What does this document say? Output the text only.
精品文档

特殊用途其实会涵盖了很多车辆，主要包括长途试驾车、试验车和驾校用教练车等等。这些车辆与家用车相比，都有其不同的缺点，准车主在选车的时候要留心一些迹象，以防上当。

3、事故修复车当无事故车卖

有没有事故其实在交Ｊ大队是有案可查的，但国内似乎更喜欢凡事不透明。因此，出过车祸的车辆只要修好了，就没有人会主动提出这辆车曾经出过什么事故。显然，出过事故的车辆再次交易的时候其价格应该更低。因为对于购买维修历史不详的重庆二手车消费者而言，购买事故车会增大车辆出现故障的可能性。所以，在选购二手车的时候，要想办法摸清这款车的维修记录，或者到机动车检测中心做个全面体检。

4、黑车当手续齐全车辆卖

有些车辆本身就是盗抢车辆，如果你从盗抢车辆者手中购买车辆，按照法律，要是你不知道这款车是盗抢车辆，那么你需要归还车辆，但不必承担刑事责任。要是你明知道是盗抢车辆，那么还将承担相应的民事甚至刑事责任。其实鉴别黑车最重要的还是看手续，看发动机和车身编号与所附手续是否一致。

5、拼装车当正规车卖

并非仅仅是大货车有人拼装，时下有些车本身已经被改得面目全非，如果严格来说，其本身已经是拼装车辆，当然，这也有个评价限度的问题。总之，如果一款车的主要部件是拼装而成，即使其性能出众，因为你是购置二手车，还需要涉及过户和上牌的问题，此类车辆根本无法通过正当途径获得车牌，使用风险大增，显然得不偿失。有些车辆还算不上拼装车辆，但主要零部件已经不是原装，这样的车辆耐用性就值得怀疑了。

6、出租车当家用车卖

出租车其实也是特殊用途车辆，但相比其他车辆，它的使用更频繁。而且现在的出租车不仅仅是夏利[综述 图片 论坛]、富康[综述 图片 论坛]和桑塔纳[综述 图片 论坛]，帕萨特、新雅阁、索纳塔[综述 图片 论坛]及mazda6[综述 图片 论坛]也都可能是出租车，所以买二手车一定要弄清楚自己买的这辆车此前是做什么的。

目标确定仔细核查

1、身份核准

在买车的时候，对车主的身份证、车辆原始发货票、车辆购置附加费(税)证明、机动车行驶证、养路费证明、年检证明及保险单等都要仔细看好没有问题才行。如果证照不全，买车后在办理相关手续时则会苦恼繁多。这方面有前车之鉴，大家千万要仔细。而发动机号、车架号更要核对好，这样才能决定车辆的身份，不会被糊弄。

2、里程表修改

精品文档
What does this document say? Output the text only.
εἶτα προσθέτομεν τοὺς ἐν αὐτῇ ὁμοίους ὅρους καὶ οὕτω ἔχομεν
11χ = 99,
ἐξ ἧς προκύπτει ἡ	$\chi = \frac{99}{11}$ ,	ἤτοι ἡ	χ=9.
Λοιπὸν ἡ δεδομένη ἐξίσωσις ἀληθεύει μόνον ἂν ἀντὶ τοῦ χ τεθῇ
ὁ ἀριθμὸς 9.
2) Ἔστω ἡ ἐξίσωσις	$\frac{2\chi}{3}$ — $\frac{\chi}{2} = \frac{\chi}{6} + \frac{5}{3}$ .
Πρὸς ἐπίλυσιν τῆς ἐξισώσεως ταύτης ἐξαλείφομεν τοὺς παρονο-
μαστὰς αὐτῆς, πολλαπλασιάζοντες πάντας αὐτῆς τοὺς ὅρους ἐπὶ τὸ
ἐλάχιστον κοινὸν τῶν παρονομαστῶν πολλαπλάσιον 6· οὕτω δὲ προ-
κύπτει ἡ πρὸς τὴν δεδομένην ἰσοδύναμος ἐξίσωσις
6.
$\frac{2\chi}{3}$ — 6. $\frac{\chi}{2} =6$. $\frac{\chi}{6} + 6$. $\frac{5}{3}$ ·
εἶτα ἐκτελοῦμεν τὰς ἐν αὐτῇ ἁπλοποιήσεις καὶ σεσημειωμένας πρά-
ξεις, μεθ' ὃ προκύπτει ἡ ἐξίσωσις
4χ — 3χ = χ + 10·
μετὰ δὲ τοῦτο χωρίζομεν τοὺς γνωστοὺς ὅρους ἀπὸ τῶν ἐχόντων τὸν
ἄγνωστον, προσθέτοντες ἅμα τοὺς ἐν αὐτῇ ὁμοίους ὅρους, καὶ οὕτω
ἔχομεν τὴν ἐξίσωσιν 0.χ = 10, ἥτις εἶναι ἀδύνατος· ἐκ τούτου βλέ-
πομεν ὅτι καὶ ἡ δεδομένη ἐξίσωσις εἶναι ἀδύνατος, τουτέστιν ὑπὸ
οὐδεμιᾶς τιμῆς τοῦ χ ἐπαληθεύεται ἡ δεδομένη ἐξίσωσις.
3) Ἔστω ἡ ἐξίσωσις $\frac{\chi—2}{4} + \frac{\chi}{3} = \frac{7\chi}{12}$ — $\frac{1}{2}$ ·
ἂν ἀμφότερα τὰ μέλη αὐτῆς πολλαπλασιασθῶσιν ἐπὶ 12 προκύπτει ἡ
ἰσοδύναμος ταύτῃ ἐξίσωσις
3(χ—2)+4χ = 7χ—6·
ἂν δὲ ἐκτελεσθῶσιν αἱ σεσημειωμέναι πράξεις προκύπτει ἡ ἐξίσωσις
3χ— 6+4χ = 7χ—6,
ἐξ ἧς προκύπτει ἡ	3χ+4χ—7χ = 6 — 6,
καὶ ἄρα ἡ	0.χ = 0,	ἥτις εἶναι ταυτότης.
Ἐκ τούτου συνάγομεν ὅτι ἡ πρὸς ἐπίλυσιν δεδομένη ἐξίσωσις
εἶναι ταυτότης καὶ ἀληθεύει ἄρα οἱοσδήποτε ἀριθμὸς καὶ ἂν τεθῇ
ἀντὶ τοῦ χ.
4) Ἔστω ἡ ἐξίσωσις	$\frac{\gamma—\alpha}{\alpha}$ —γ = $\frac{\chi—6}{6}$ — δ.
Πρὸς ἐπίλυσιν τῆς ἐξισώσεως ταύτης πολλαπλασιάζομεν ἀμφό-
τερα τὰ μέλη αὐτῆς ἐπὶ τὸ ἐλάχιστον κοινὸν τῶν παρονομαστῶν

▬▬▬▬▬▬

REQUIREMENT :: Extract every entry above as it appears.

OUTPUT OF THE EXERCISE ::
What does this document say? Output the text only.
精品文档

特殊用途其实会涵盖了很多车辆，主要包括长途试驾车、试验车和驾校用教练车等等。这些车辆与家用车相比，都有其不同的缺点，准车主在选车的时候要留心一些迹象，以防上当。

3、事故修复车当无事故车卖

有没有事故其实在交Ｊ大队是有案可查的，但国内似乎更喜欢凡事不透明。因此，出过车祸的车辆只要修好了，就没有人会主动提出这辆车曾经出过什么事故。显然，出过事故的车辆再次交易的时候其价格应该更低。因为对于购买维修历史不详的重庆二手车消费者而言，购买事故车会增大车辆出现故障的可能性。所以，在选购二手车的时候，要想办法摸清这款车的维修记录，或者到机动车检测中心做个全面体检。

4、黑车当手续齐全车辆卖

有些车辆本身就是盗抢车辆，如果你从盗抢车辆者手中购买车辆，按照法律，要是你不知道这款车是盗抢车辆，那么你需要归还车辆，但不必承担刑事责任。要是你明知道是盗抢车辆，那么还将承担相应的民事甚至刑事责任。其实鉴别黑车最重要的还是看手续，看发动机和车身编号与所附手续是否一致。

5、拼装车当正规车卖

并非仅仅是大货车有人拼装，时下有些车本身已经被改得面目全非，如果严格来说，其本身已经是拼装车辆，当然，这也有个评价限度的问题。总之，如果一款车的主要部件是拼装而成，即使其性能出众，因为你是购置二手车，还需要涉及过户和上牌的问题，此类车辆根本无法通过正当途径获得车牌，使用风险大增，显然得不偿失。有些车辆还算不上拼装车辆，但主要零部件已经不是原装，这样的车辆耐用性就值得怀疑了。

6、出租车当家用车卖

出租车其实也是特殊用途车辆，但相比其他车辆，它的使用更频繁。而且现在的出租车不仅仅是夏利[综述 图片 论坛]、富康[综述 图片 论坛]和桑塔纳[综述 图片 论坛]，帕萨特、新雅阁、索纳塔[综述 图片 论坛]及mazda6[综述 图片 论坛]也都可能是出租车，所以买二手车一定要弄清楚自己买的这辆车此前是做什么的。

目标确定仔细核查

1、身份核准

在买车的时候，对车主的身份证、车辆原始发货票、车辆购置附加费(税)证明、机动车行驶证、养路费证明、年检证明及保险单等都要仔细看好没有问题才行。如果证照不全，买车后在办理相关手续时则会苦恼繁多。这方面有前车之鉴，大家千万要仔细。而发动机号、车架号更要核对好，这样才能决定车辆的身份，不会被糊弄。

2、里程表修改

精品文档
What does this document say? Output the text only.
εἶτα προσθέτομεν τοὺς ἐν αὐτῇ ὁμοίους ὅρους καὶ οὕτω ἔχομεν
11χ = 99,
ἐξ ἧς προκύπτει ἡ	$\chi = \frac{99}{11}$ ,	ἤτοι ἡ	χ=9.
Λοιπὸν ἡ δεδομένη ἐξίσωσις ἀληθεύει μόνον ἂν ἀντὶ τοῦ χ τεθῇ
ὁ ἀριθμὸς 9.
2) Ἔστω ἡ ἐξίσωσις	$\frac{2\chi}{3}$ — $\frac{\chi}{2} = \frac{\chi}{6} + \frac{5}{3}$ .
Πρὸς ἐπίλυσιν τῆς ἐξισώσεως ταύτης ἐξαλείφομεν τοὺς παρονο-
μαστὰς αὐτῆς, πολλαπλασιάζοντες πάντας αὐτῆς τοὺς ὅρους ἐπὶ τὸ
ἐλάχιστον κοινὸν τῶν παρονομαστῶν πολλαπλάσιον 6· οὕτω δὲ προ-
κύπτει ἡ πρὸς τὴν δεδομένην ἰσοδύναμος ἐξίσωσις
6.
$\frac{2\chi}{3}$ — 6. $\frac{\chi}{2} =6$. $\frac{\chi}{6} + 6$. $\frac{5}{3}$ ·
εἶτα ἐκτελοῦμεν τὰς ἐν αὐτῇ ἁπλοποιήσεις καὶ σεσημειωμένας πρά-
ξεις, μεθ' ὃ προκύπτει ἡ ἐξίσωσις
4χ — 3χ = χ + 10·
μετὰ δὲ τοῦτο χωρίζομεν τοὺς γνωστοὺς ὅρους ἀπὸ τῶν ἐχόντων τὸν
ἄγνωστον, προσθέτοντες ἅμα τοὺς ἐν αὐτῇ ὁμοίους ὅρους, καὶ οὕτω
ἔχομεν τὴν ἐξίσωσιν 0.χ = 10, ἥτις εἶναι ἀδύνατος· ἐκ τούτου βλέ-
πομεν ὅτι καὶ ἡ δεδομένη ἐξίσωσις εἶναι ἀδύνατος, τουτέστιν ὑπὸ
οὐδεμιᾶς τιμῆς τοῦ χ ἐπαληθεύεται ἡ δεδομένη ἐξίσωσις.
3) Ἔστω ἡ ἐξίσωσις $\frac{\chi—2}{4} + \frac{\chi}{3} = \frac{7\chi}{12}$ — $\frac{1}{2}$ ·
ἂν ἀμφότερα τὰ μέλη αὐτῆς πολλαπλασιασθῶσιν ἐπὶ 12 προκύπτει ἡ
ἰσοδύναμος ταύτῃ ἐξίσωσις
3(χ—2)+4χ = 7χ—6·
ἂν δὲ ἐκτελεσθῶσιν αἱ σεσημειωμέναι πράξεις προκύπτει ἡ ἐξίσωσις
3χ— 6+4χ = 7χ—6,
ἐξ ἧς προκύπτει ἡ	3χ+4χ—7χ = 6 — 6,
καὶ ἄρα ἡ	0.χ = 0,	ἥτις εἶναι ταυτότης.
Ἐκ τούτου συνάγομεν ὅτι ἡ πρὸς ἐπίλυσιν δεδομένη ἐξίσωσις
εἶναι ταυτότης καὶ ἀληθεύει ἄρα οἱοσδήποτε ἀριθμὸς καὶ ἂν τεθῇ
ἀντὶ τοῦ χ.
4) Ἔστω ἡ ἐξίσωσις	$\frac{\gamma—\alpha}{\alpha}$ —γ = $\frac{\chi—6}{6}$ — δ.
Πρὸς ἐπίλυσιν τῆς ἐξισώσεως ταύτης πολλαπλασιάζομεν ἀμφό-
τερα τὰ μέλη αὐτῆς ἐπὶ τὸ ἐλάχιστον κοινὸν τῶν παρονομαστῶν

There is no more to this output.